:: SHORT EXERCISE ::
Extract the records in full, leaving every picture out.

-- start --

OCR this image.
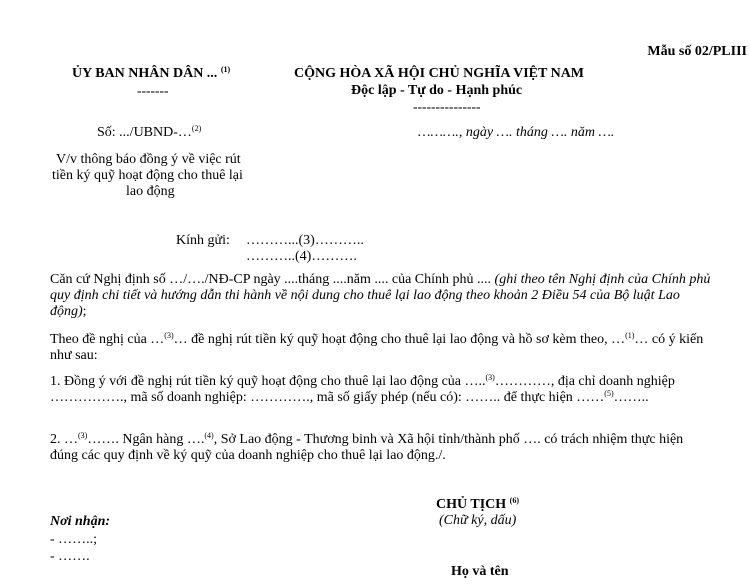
Mẫu số 02/PLIII
ỦY BAN NHÂN DÂN ... $^{(1)}$
-------
CỘNG HÒA XÃ HỘI CHỦ NGHĨA VIỆT NAM
Độc lập - Tự do - Hạnh phúc
---------------
Số: .../UBND-…$^{(2)}$	………., ngày …. tháng …. năm ….
V/v thông báo đồng ý về việc rút
tiền ký quỹ hoạt động cho thuê lại
lao động
Kính gửi: ………...(3)………..
………..(4)……….
Căn cứ Nghị định số …/…./NĐ-CP ngày ....tháng ....năm .... của Chính phủ .... (ghi theo tên Nghị định của Chính phủ quy định chi tiết và hướng dẫn thi hành về nội dung cho thuê lại lao động theo khoản 2 Điều 54 của Bộ luật Lao động);
Theo đề nghị của …$^{(3)}$… đề nghị rút tiền ký quỹ hoạt động cho thuê lại lao động và hồ sơ kèm theo, …$^{(1)}$… có ý kiến như sau:
1. Đồng ý với đề nghị rút tiền ký quỹ hoạt động cho thuê lại lao động của …..$^{(3)}$…………, địa chỉ doanh nghiệp ……………., mã số doanh nghiệp: …………., mã số giấy phép (nếu có): …….. để thực hiện ……$^{(5)}$……..
2. …$^{(3)}$……. Ngân hàng ….$^{(4)}$, Sở Lao động - Thương binh và Xã hội tỉnh/thành phố …. có trách nhiệm thực hiện đúng các quy định về ký quỹ của doanh nghiệp cho thuê lại lao động./.
CHỦ TỊCH $^{(6)}$
(Chữ ký, dấu)
Họ và tên
Nơi nhận:
- ……..;
- …….
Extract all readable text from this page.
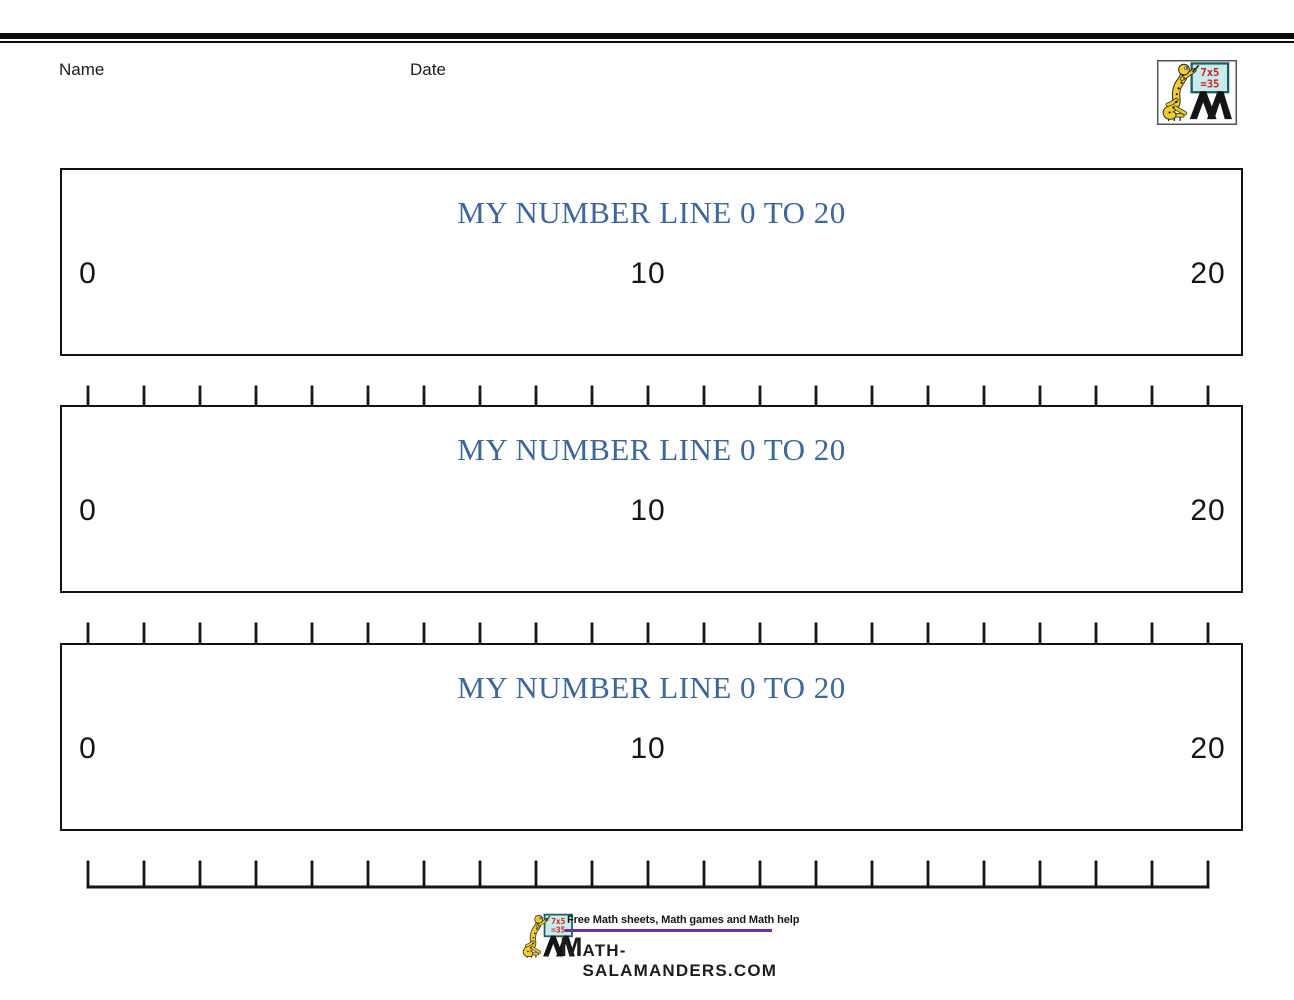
Name	Date
MY NUMBER LINE 0 TO 20
0	10	20
MY NUMBER LINE 0 TO 20
0	10	20
MY NUMBER LINE 0 TO 20
0	10	20
Free Math sheets, Math games and Math help
M ATH-SALAMANDERS.COM
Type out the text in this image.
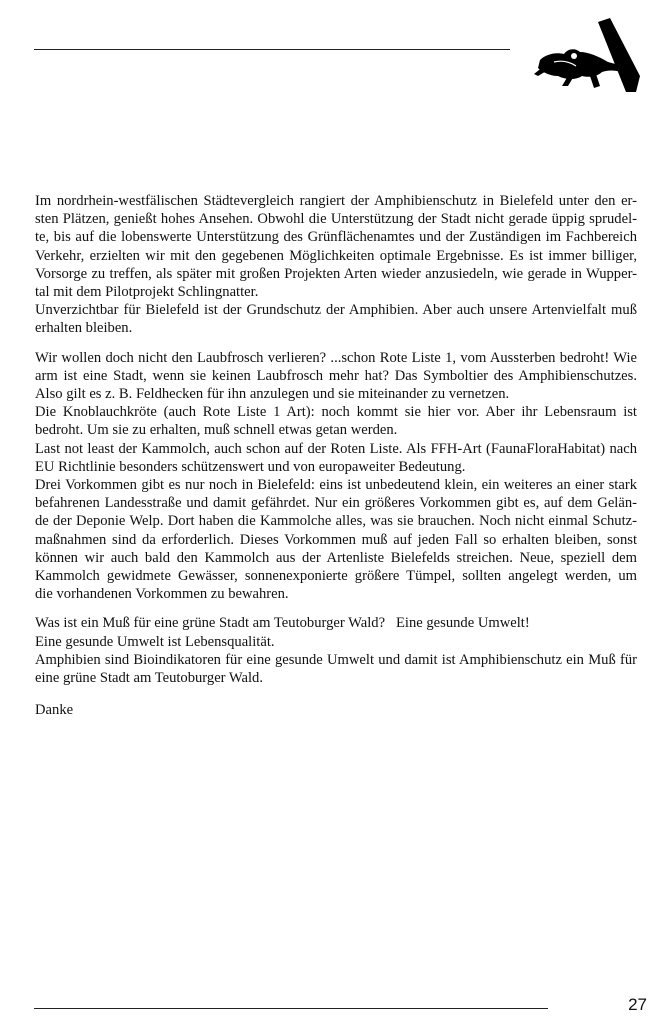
Im nordrhein-westfälischen Städtevergleich rangiert der Amphibienschutz in Bielefeld unter den er-
sten Plätzen, genießt hohes Ansehen. Obwohl die Unterstützung der Stadt nicht gerade üppig sprudel-
te, bis auf die lobenswerte Unterstützung des Grünflächenamtes und der Zuständigen im Fachbereich
Verkehr, erzielten wir mit den gegebenen Möglichkeiten optimale Ergebnisse. Es ist immer billiger,
Vorsorge zu treffen, als später mit großen Projekten Arten wieder anzusiedeln, wie gerade in Wupper-
tal mit dem Pilotprojekt Schlingnatter.
Unverzichtbar für Bielefeld ist der Grundschutz der Amphibien. Aber auch unsere Artenvielfalt muß
erhalten bleiben.

Wir wollen doch nicht den Laubfrosch verlieren? ...schon Rote Liste 1, vom Aussterben bedroht! Wie
arm ist eine Stadt, wenn sie keinen Laubfrosch mehr hat? Das Symboltier des Amphibienschutzes.
Also gilt es z. B. Feldhecken für ihn anzulegen und sie miteinander zu vernetzen.
Die Knoblauchkröte (auch Rote Liste 1 Art): noch kommt sie hier vor. Aber ihr Lebensraum ist
bedroht. Um sie zu erhalten, muß schnell etwas getan werden.
Last not least der Kammolch, auch schon auf der Roten Liste. Als FFH-Art (FaunaFloraHabitat) nach
EU Richtlinie besonders schützenswert und von europaweiter Bedeutung.
Drei Vorkommen gibt es nur noch in Bielefeld: eins ist unbedeutend klein, ein weiteres an einer stark
befahrenen Landesstraße und damit gefährdet. Nur ein größeres Vorkommen gibt es, auf dem Gelän-
de der Deponie Welp. Dort haben die Kammolche alles, was sie brauchen. Noch nicht einmal Schutz-
maßnahmen sind da erforderlich. Dieses Vorkommen muß auf jeden Fall so erhalten bleiben, sonst
können wir auch bald den Kammolch aus der Artenliste Bielefelds streichen. Neue, speziell dem
Kammolch gewidmete Gewässer, sonnenexponierte größere Tümpel, sollten angelegt werden, um
die vorhandenen Vorkommen zu bewahren.

Was ist ein Muß für eine grüne Stadt am Teutoburger Wald?   Eine gesunde Umwelt!
Eine gesunde Umwelt ist Lebensqualität.
Amphibien sind Bioindikatoren für eine gesunde Umwelt und damit ist Amphibienschutz ein Muß für
eine grüne Stadt am Teutoburger Wald.

Danke

27
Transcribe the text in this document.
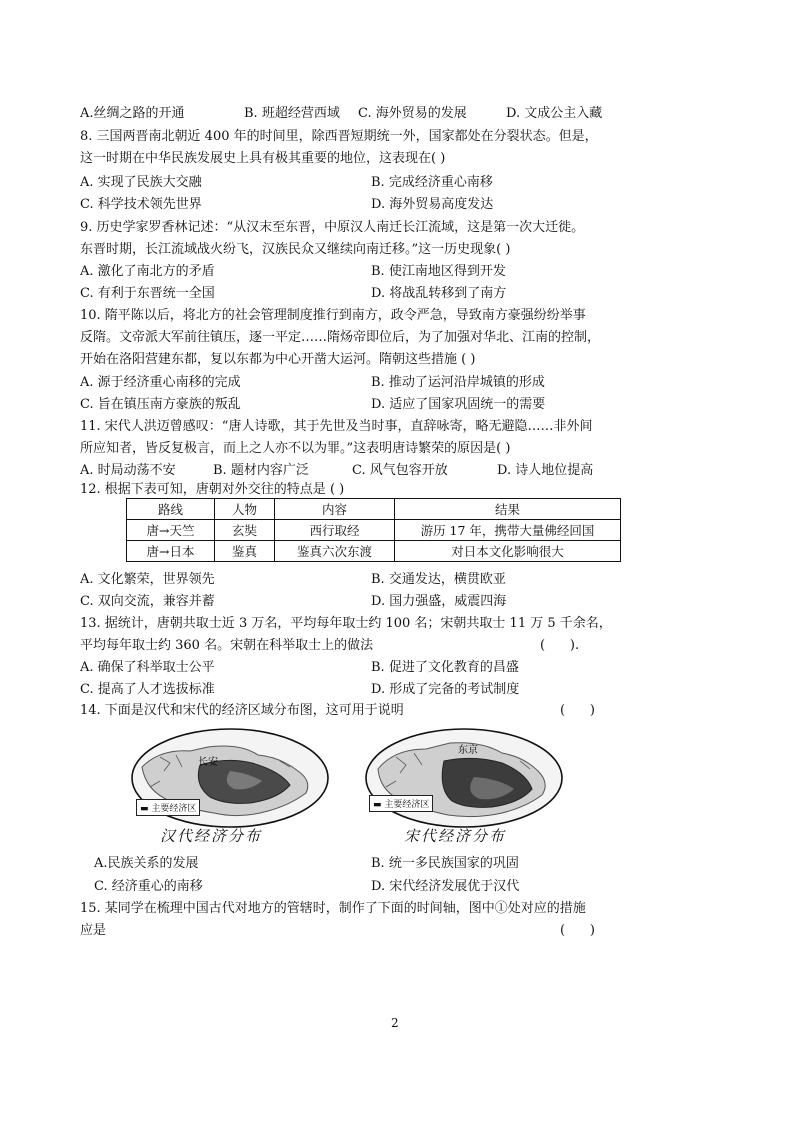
A.丝绸之路的开通	B. 班超经营西域 C. 海外贸易的发展	D. 文成公主入藏
8. 三国两晋南北朝近 400 年的时间里，除西晋短期统一外，国家都处在分裂状态。但是，
这一时期在中华民族发展史上具有极其重要的地位，这表现在( )
A. 实现了民族大交融	B. 完成经济重心南移
C. 科学技术领先世界	D. 海外贸易高度发达
9. 历史学家罗香林记述：“从汉末至东晋，中原汉人南迁长江流域，这是第一次大迁徙。
东晋时期，长江流域战火纷飞，汉族民众又继续向南迁移。”这一历史现象( )
A. 激化了南北方的矛盾	B. 使江南地区得到开发
C. 有利于东晋统一全国	D. 将战乱转移到了南方
10. 隋平陈以后，将北方的社会管理制度推行到南方，政令严急，导致南方豪强纷纷举事
反隋。文帝派大军前往镇压，逐一平定……隋炀帝即位后，为了加强对华北、江南的控制，
开始在洛阳营建东都，复以东都为中心开凿大运河。隋朝这些措施 ( )
A. 源于经济重心南移的完成	B. 推动了运河沿岸城镇的形成
C. 旨在镇压南方豪族的叛乱	D. 适应了国家巩固统一的需要
11. 宋代人洪迈曾感叹：“唐人诗歌，其于先世及当时事，直辞咏寄，略无避隐……非外间
所应知者，皆反复极言，而上之人亦不以为罪。”这表明唐诗繁荣的原因是( )
A. 时局动荡不安	B. 题材内容广泛	C. 风气包容开放	D. 诗人地位提高
12. 根据下表可知，唐朝对外交往的特点是 ( )
路线	人物	内容	结果
唐→天竺	玄奘	西行取经	游历 17 年，携带大量佛经回国
唐→日本	鉴真	鉴真六次东渡	对日本文化影响很大
A. 文化繁荣，世界领先	B. 交通发达，横贯欧亚
C. 双向交流，兼容并蓄	D. 国力强盛，威震四海
13. 据统计，唐朝共取士近 3 万名，平均每年取士约 100 名；宋朝共取士 11 万 5 千余名，
平均每年取士约 360 名。宋朝在科举取士上的做法	(      ).
A. 确保了科举取士公平	B. 促进了文化教育的昌盛
C. 提高了人才选拔标准	D. 形成了完备的考试制度
14. 下面是汉代和宋代的经济区域分布图，这可用于说明	(      )
▬ 主要经济区
长安
汉代经济分布
▬ 主要经济区
东京
宋代经济分布
A.民族关系的发展	B. 统一多民族国家的巩固
C. 经济重心的南移	D. 宋代经济发展优于汉代
15. 某同学在梳理中国古代对地方的管辖时，制作了下面的时间轴，图中①处对应的措施
应是	(      )
2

-- end --

:: RESULT OF THE TASK ::
OCR this image.
Mẫu số 02/PLIII
ỦY BAN NHÂN DÂN ... $^{(1)}$
-------
CỘNG HÒA XÃ HỘI CHỦ NGHĨA VIỆT NAM
Độc lập - Tự do - Hạnh phúc
---------------
Số: .../UBND-…$^{(2)}$	………., ngày …. tháng …. năm ….
V/v thông báo đồng ý về việc rút
tiền ký quỹ hoạt động cho thuê lại
lao động
Kính gửi: ………...(3)………..
………..(4)……….
Căn cứ Nghị định số …/…./NĐ-CP ngày ....tháng ....năm .... của Chính phủ .... (ghi theo tên Nghị định của Chính phủ quy định chi tiết và hướng dẫn thi hành về nội dung cho thuê lại lao động theo khoản 2 Điều 54 của Bộ luật Lao động);
Theo đề nghị của …$^{(3)}$… đề nghị rút tiền ký quỹ hoạt động cho thuê lại lao động và hồ sơ kèm theo, …$^{(1)}$… có ý kiến như sau:
1. Đồng ý với đề nghị rút tiền ký quỹ hoạt động cho thuê lại lao động của …..$^{(3)}$…………, địa chỉ doanh nghiệp ……………., mã số doanh nghiệp: …………., mã số giấy phép (nếu có): …….. để thực hiện ……$^{(5)}$……..
2. …$^{(3)}$……. Ngân hàng ….$^{(4)}$, Sở Lao động - Thương binh và Xã hội tỉnh/thành phố …. có trách nhiệm thực hiện đúng các quy định về ký quỹ của doanh nghiệp cho thuê lại lao động./.
CHỦ TỊCH $^{(6)}$
(Chữ ký, dấu)
Họ và tên
Nơi nhận:
- ……..;
- …….
Extract all readable text from this page.
Name	Date
MY NUMBER LINE 0 TO 20
0	10	20
MY NUMBER LINE 0 TO 20
0	10	20
MY NUMBER LINE 0 TO 20
0	10	20
Free Math sheets, Math games and Math help
M ATH-SALAMANDERS.COM
Type out the text in this image.
Im nordrhein-westfälischen Städtevergleich rangiert der Amphibienschutz in Bielefeld unter den er-
sten Plätzen, genießt hohes Ansehen. Obwohl die Unterstützung der Stadt nicht gerade üppig sprudel-
te, bis auf die lobenswerte Unterstützung des Grünflächenamtes und der Zuständigen im Fachbereich
Verkehr, erzielten wir mit den gegebenen Möglichkeiten optimale Ergebnisse. Es ist immer billiger,
Vorsorge zu treffen, als später mit großen Projekten Arten wieder anzusiedeln, wie gerade in Wupper-
tal mit dem Pilotprojekt Schlingnatter.
Unverzichtbar für Bielefeld ist der Grundschutz der Amphibien. Aber auch unsere Artenvielfalt muß
erhalten bleiben.

Wir wollen doch nicht den Laubfrosch verlieren? ...schon Rote Liste 1, vom Aussterben bedroht! Wie
arm ist eine Stadt, wenn sie keinen Laubfrosch mehr hat? Das Symboltier des Amphibienschutzes.
Also gilt es z. B. Feldhecken für ihn anzulegen und sie miteinander zu vernetzen.
Die Knoblauchkröte (auch Rote Liste 1 Art): noch kommt sie hier vor. Aber ihr Lebensraum ist
bedroht. Um sie zu erhalten, muß schnell etwas getan werden.
Last not least der Kammolch, auch schon auf der Roten Liste. Als FFH-Art (FaunaFloraHabitat) nach
EU Richtlinie besonders schützenswert und von europaweiter Bedeutung.
Drei Vorkommen gibt es nur noch in Bielefeld: eins ist unbedeutend klein, ein weiteres an einer stark
befahrenen Landesstraße und damit gefährdet. Nur ein größeres Vorkommen gibt es, auf dem Gelän-
de der Deponie Welp. Dort haben die Kammolche alles, was sie brauchen. Noch nicht einmal Schutz-
maßnahmen sind da erforderlich. Dieses Vorkommen muß auf jeden Fall so erhalten bleiben, sonst
können wir auch bald den Kammolch aus der Artenliste Bielefelds streichen. Neue, speziell dem
Kammolch gewidmete Gewässer, sonnenexponierte größere Tümpel, sollten angelegt werden, um
die vorhandenen Vorkommen zu bewahren.

Was ist ein Muß für eine grüne Stadt am Teutoburger Wald?   Eine gesunde Umwelt!
Eine gesunde Umwelt ist Lebensqualität.
Amphibien sind Bioindikatoren für eine gesunde Umwelt und damit ist Amphibienschutz ein Muß für
eine grüne Stadt am Teutoburger Wald.

Danke

27
Transcribe the text in this document.
A.丝绸之路的开通	B. 班超经营西域 C. 海外贸易的发展	D. 文成公主入藏
8. 三国两晋南北朝近 400 年的时间里，除西晋短期统一外，国家都处在分裂状态。但是，
这一时期在中华民族发展史上具有极其重要的地位，这表现在( )
A. 实现了民族大交融	B. 完成经济重心南移
C. 科学技术领先世界	D. 海外贸易高度发达
9. 历史学家罗香林记述：“从汉末至东晋，中原汉人南迁长江流域，这是第一次大迁徙。
东晋时期，长江流域战火纷飞，汉族民众又继续向南迁移。”这一历史现象( )
A. 激化了南北方的矛盾	B. 使江南地区得到开发
C. 有利于东晋统一全国	D. 将战乱转移到了南方
10. 隋平陈以后，将北方的社会管理制度推行到南方，政令严急，导致南方豪强纷纷举事
反隋。文帝派大军前往镇压，逐一平定……隋炀帝即位后，为了加强对华北、江南的控制，
开始在洛阳营建东都，复以东都为中心开凿大运河。隋朝这些措施 ( )
A. 源于经济重心南移的完成	B. 推动了运河沿岸城镇的形成
C. 旨在镇压南方豪族的叛乱	D. 适应了国家巩固统一的需要
11. 宋代人洪迈曾感叹：“唐人诗歌，其于先世及当时事，直辞咏寄，略无避隐……非外间
所应知者，皆反复极言，而上之人亦不以为罪。”这表明唐诗繁荣的原因是( )
A. 时局动荡不安	B. 题材内容广泛	C. 风气包容开放	D. 诗人地位提高
12. 根据下表可知，唐朝对外交往的特点是 ( )
路线	人物	内容	结果
唐→天竺	玄奘	西行取经	游历 17 年，携带大量佛经回国
唐→日本	鉴真	鉴真六次东渡	对日本文化影响很大
A. 文化繁荣，世界领先	B. 交通发达，横贯欧亚
C. 双向交流，兼容并蓄	D. 国力强盛，威震四海
13. 据统计，唐朝共取士近 3 万名，平均每年取士约 100 名；宋朝共取士 11 万 5 千余名，
平均每年取士约 360 名。宋朝在科举取士上的做法	(      ).
A. 确保了科举取士公平	B. 促进了文化教育的昌盛
C. 提高了人才选拔标准	D. 形成了完备的考试制度
14. 下面是汉代和宋代的经济区域分布图，这可用于说明	(      )
▬ 主要经济区
长安
汉代经济分布
▬ 主要经济区
东京
宋代经济分布
A.民族关系的发展	B. 统一多民族国家的巩固
C. 经济重心的南移	D. 宋代经济发展优于汉代
15. 某同学在梳理中国古代对地方的管辖时，制作了下面的时间轴，图中①处对应的措施
应是	(      )
2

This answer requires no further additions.